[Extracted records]
□ □ □
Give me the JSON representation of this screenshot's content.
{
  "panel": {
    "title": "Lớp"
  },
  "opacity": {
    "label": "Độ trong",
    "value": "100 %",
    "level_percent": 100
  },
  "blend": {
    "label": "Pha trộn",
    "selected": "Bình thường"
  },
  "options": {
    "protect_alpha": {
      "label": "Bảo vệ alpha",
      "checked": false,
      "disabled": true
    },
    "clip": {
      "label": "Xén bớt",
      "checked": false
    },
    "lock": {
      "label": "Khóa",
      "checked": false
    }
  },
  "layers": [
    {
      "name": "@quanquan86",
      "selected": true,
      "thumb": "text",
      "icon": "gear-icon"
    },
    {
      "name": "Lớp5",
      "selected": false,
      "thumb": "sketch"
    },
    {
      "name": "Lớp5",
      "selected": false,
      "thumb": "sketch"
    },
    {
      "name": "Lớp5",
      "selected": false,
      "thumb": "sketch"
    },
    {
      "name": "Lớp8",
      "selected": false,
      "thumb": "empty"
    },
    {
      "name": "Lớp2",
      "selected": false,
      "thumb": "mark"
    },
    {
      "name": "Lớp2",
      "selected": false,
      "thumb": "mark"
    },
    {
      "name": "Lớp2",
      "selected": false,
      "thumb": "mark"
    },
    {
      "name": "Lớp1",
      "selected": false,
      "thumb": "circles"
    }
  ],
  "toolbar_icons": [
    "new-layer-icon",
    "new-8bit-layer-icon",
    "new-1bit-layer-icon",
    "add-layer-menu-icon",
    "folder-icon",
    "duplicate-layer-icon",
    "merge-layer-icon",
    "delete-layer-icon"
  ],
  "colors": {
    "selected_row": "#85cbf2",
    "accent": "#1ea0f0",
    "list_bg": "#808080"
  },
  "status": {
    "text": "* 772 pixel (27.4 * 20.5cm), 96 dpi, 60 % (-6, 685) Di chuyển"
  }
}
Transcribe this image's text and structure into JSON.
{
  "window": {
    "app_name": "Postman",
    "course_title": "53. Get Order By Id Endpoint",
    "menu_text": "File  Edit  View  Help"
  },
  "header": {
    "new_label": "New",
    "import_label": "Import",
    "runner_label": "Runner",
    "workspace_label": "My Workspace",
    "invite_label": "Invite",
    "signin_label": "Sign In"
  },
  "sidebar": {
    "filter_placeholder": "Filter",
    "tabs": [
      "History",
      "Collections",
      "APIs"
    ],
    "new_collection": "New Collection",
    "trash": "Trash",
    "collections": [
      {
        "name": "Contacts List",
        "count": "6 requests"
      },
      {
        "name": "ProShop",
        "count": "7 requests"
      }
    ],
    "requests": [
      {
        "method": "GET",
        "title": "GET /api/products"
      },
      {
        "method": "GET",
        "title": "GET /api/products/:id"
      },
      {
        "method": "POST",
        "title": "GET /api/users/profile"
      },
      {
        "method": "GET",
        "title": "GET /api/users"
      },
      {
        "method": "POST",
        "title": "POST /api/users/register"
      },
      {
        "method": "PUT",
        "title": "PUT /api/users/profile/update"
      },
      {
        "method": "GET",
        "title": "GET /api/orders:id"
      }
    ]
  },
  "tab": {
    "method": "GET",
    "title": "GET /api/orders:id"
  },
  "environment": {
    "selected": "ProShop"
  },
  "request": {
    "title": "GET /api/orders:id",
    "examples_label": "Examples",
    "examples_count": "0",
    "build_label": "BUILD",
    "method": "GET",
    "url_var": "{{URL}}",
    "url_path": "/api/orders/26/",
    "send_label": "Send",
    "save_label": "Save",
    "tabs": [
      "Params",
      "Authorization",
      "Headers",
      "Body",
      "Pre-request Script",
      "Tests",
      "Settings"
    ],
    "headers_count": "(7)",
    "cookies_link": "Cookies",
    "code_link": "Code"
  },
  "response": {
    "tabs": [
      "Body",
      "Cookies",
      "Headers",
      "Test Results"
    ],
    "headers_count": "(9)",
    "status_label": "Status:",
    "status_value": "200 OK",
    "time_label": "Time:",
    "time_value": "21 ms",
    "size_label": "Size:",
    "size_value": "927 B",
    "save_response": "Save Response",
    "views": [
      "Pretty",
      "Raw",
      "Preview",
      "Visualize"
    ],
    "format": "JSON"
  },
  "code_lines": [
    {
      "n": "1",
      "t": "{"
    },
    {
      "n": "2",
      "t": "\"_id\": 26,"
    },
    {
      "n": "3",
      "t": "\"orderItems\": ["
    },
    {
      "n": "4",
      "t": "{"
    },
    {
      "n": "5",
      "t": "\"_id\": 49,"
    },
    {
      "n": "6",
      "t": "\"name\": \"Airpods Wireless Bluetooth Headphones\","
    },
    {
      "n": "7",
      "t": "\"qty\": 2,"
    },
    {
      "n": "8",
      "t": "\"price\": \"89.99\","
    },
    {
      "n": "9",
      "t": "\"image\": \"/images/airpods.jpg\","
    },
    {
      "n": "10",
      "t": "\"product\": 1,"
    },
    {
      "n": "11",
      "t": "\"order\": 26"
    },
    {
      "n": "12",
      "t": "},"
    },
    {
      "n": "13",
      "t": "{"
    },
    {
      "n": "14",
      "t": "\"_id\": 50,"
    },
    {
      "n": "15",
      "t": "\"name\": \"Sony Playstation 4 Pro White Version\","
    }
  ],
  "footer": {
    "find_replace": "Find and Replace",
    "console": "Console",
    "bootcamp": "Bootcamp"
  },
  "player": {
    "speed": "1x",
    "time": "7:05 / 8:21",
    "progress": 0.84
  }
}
□ □ □
What is being asked -
All of the material above needs to be retyped word for word.

Task response -
Give me the JSON representation of this screenshot's content.
{
  "panel": {
    "title": "Lớp"
  },
  "opacity": {
    "label": "Độ trong",
    "value": "100 %",
    "level_percent": 100
  },
  "blend": {
    "label": "Pha trộn",
    "selected": "Bình thường"
  },
  "options": {
    "protect_alpha": {
      "label": "Bảo vệ alpha",
      "checked": false,
      "disabled": true
    },
    "clip": {
      "label": "Xén bớt",
      "checked": false
    },
    "lock": {
      "label": "Khóa",
      "checked": false
    }
  },
  "layers": [
    {
      "name": "@quanquan86",
      "selected": true,
      "thumb": "text",
      "icon": "gear-icon"
    },
    {
      "name": "Lớp5",
      "selected": false,
      "thumb": "sketch"
    },
    {
      "name": "Lớp5",
      "selected": false,
      "thumb": "sketch"
    },
    {
      "name": "Lớp5",
      "selected": false,
      "thumb": "sketch"
    },
    {
      "name": "Lớp8",
      "selected": false,
      "thumb": "empty"
    },
    {
      "name": "Lớp2",
      "selected": false,
      "thumb": "mark"
    },
    {
      "name": "Lớp2",
      "selected": false,
      "thumb": "mark"
    },
    {
      "name": "Lớp2",
      "selected": false,
      "thumb": "mark"
    },
    {
      "name": "Lớp1",
      "selected": false,
      "thumb": "circles"
    }
  ],
  "toolbar_icons": [
    "new-layer-icon",
    "new-8bit-layer-icon",
    "new-1bit-layer-icon",
    "add-layer-menu-icon",
    "folder-icon",
    "duplicate-layer-icon",
    "merge-layer-icon",
    "delete-layer-icon"
  ],
  "colors": {
    "selected_row": "#85cbf2",
    "accent": "#1ea0f0",
    "list_bg": "#808080"
  },
  "status": {
    "text": "* 772 pixel (27.4 * 20.5cm), 96 dpi, 60 % (-6, 685) Di chuyển"
  }
}
Transcribe this image's text and structure into JSON.
{
  "window": {
    "app_name": "Postman",
    "course_title": "53. Get Order By Id Endpoint",
    "menu_text": "File  Edit  View  Help"
  },
  "header": {
    "new_label": "New",
    "import_label": "Import",
    "runner_label": "Runner",
    "workspace_label": "My Workspace",
    "invite_label": "Invite",
    "signin_label": "Sign In"
  },
  "sidebar": {
    "filter_placeholder": "Filter",
    "tabs": [
      "History",
      "Collections",
      "APIs"
    ],
    "new_collection": "New Collection",
    "trash": "Trash",
    "collections": [
      {
        "name": "Contacts List",
        "count": "6 requests"
      },
      {
        "name": "ProShop",
        "count": "7 requests"
      }
    ],
    "requests": [
      {
        "method": "GET",
        "title": "GET /api/products"
      },
      {
        "method": "GET",
        "title": "GET /api/products/:id"
      },
      {
        "method": "POST",
        "title": "GET /api/users/profile"
      },
      {
        "method": "GET",
        "title": "GET /api/users"
      },
      {
        "method": "POST",
        "title": "POST /api/users/register"
      },
      {
        "method": "PUT",
        "title": "PUT /api/users/profile/update"
      },
      {
        "method": "GET",
        "title": "GET /api/orders:id"
      }
    ]
  },
  "tab": {
    "method": "GET",
    "title": "GET /api/orders:id"
  },
  "environment": {
    "selected": "ProShop"
  },
  "request": {
    "title": "GET /api/orders:id",
    "examples_label": "Examples",
    "examples_count": "0",
    "build_label": "BUILD",
    "method": "GET",
    "url_var": "{{URL}}",
    "url_path": "/api/orders/26/",
    "send_label": "Send",
    "save_label": "Save",
    "tabs": [
      "Params",
      "Authorization",
      "Headers",
      "Body",
      "Pre-request Script",
      "Tests",
      "Settings"
    ],
    "headers_count": "(7)",
    "cookies_link": "Cookies",
    "code_link": "Code"
  },
  "response": {
    "tabs": [
      "Body",
      "Cookies",
      "Headers",
      "Test Results"
    ],
    "headers_count": "(9)",
    "status_label": "Status:",
    "status_value": "200 OK",
    "time_label": "Time:",
    "time_value": "21 ms",
    "size_label": "Size:",
    "size_value": "927 B",
    "save_response": "Save Response",
    "views": [
      "Pretty",
      "Raw",
      "Preview",
      "Visualize"
    ],
    "format": "JSON"
  },
  "code_lines": [
    {
      "n": "1",
      "t": "{"
    },
    {
      "n": "2",
      "t": "\"_id\": 26,"
    },
    {
      "n": "3",
      "t": "\"orderItems\": ["
    },
    {
      "n": "4",
      "t": "{"
    },
    {
      "n": "5",
      "t": "\"_id\": 49,"
    },
    {
      "n": "6",
      "t": "\"name\": \"Airpods Wireless Bluetooth Headphones\","
    },
    {
      "n": "7",
      "t": "\"qty\": 2,"
    },
    {
      "n": "8",
      "t": "\"price\": \"89.99\","
    },
    {
      "n": "9",
      "t": "\"image\": \"/images/airpods.jpg\","
    },
    {
      "n": "10",
      "t": "\"product\": 1,"
    },
    {
      "n": "11",
      "t": "\"order\": 26"
    },
    {
      "n": "12",
      "t": "},"
    },
    {
      "n": "13",
      "t": "{"
    },
    {
      "n": "14",
      "t": "\"_id\": 50,"
    },
    {
      "n": "15",
      "t": "\"name\": \"Sony Playstation 4 Pro White Version\","
    }
  ],
  "footer": {
    "find_replace": "Find and Replace",
    "console": "Console",
    "bootcamp": "Bootcamp"
  },
  "player": {
    "speed": "1x",
    "time": "7:05 / 8:21",
    "progress": 0.84
  }
}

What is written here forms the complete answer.